(Excerpts from a figure dataset)
========================================

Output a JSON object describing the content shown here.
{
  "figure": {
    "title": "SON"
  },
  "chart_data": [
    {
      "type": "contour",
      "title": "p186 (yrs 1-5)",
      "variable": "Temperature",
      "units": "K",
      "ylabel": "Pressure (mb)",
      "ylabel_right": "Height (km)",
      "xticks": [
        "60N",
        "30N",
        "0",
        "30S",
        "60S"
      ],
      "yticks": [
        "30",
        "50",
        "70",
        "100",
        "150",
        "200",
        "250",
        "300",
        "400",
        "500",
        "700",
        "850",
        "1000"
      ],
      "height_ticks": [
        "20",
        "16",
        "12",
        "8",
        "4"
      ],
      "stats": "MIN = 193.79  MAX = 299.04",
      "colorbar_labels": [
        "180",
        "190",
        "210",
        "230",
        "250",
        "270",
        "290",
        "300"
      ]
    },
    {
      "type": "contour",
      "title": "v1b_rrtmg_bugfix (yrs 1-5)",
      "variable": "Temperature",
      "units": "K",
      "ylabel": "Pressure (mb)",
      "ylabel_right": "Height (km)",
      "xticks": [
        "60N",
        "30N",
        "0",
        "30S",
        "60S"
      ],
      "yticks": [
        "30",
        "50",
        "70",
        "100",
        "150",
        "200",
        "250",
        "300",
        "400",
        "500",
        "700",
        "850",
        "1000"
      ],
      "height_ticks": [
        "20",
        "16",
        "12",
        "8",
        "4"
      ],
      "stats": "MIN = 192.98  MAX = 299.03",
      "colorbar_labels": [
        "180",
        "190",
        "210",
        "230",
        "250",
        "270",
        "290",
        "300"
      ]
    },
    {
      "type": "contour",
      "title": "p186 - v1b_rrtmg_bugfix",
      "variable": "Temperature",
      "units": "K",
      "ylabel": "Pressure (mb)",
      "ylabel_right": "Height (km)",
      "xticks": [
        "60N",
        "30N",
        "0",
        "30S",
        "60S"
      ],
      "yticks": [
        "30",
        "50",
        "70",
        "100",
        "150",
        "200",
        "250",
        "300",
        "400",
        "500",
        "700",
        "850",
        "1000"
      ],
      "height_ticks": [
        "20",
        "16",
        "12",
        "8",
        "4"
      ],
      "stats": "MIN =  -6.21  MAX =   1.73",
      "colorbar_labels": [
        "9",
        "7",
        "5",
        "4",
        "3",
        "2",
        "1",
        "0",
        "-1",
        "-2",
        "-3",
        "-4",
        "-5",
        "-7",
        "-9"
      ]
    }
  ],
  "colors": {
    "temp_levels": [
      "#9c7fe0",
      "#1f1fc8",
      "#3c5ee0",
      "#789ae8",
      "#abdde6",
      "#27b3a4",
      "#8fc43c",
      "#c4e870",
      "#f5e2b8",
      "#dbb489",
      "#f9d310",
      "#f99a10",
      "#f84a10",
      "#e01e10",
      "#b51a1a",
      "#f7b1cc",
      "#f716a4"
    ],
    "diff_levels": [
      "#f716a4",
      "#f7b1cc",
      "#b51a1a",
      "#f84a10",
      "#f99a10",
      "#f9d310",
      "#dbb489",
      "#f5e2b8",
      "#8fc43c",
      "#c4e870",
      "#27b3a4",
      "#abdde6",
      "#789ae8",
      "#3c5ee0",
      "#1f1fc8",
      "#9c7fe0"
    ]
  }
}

========================================

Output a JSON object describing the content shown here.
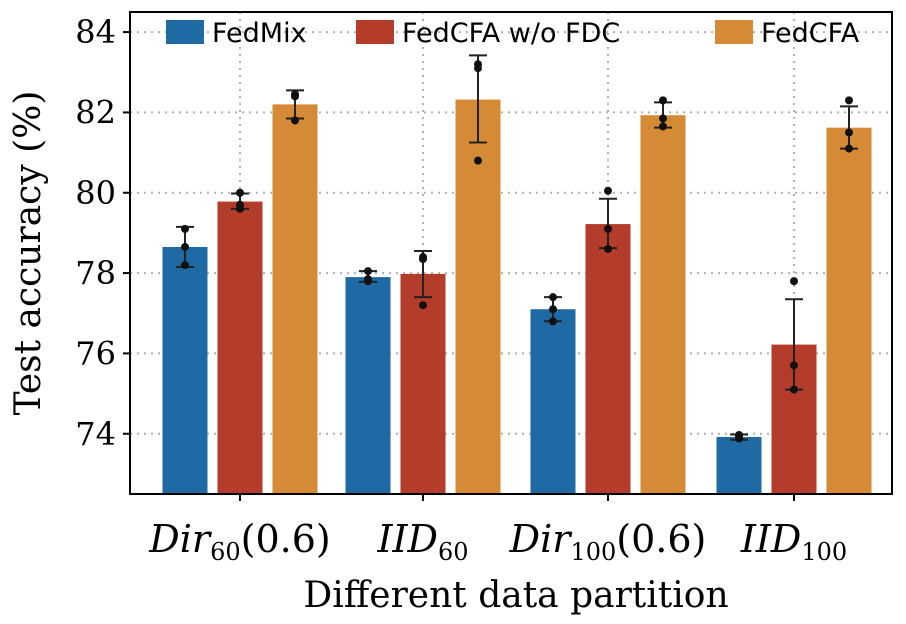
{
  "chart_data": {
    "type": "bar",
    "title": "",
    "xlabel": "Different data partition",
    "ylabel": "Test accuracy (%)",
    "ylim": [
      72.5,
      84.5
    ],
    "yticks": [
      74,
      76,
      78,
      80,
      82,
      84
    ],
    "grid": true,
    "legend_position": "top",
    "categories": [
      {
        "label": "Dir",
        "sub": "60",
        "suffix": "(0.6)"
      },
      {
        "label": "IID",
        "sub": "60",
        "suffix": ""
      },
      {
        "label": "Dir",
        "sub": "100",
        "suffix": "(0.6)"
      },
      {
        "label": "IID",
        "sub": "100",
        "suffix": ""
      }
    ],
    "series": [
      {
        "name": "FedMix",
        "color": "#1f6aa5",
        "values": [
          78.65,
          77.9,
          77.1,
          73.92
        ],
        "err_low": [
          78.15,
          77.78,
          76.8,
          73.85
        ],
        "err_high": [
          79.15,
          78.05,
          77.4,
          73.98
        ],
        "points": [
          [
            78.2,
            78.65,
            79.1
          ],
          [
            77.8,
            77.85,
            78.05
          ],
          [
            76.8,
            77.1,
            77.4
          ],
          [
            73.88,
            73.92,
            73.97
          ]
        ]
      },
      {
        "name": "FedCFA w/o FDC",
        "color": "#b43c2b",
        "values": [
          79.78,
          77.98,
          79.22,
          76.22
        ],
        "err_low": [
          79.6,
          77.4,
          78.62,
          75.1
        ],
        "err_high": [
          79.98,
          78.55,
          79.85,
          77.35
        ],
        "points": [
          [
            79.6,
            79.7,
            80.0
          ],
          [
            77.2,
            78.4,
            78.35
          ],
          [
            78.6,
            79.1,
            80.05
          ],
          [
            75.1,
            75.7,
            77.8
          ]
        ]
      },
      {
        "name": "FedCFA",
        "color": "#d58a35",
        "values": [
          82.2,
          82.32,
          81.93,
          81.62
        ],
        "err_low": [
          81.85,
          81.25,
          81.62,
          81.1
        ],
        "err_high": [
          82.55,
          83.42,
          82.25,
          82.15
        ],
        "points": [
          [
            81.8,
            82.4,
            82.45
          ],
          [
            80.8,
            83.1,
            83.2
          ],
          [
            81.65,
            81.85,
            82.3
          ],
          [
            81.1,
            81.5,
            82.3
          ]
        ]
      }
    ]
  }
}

========================================

STATED TASK -
Scan the material above for the string "title" and report each line where you find it.

ANSWER BELOW -
    "title": "SON"
      "title": "p186 (yrs 1-5)",
      "title": "v1b_rrtmg_bugfix (yrs 1-5)",
      "title": "p186 - v1b_rrtmg_bugfix",
    "title": "",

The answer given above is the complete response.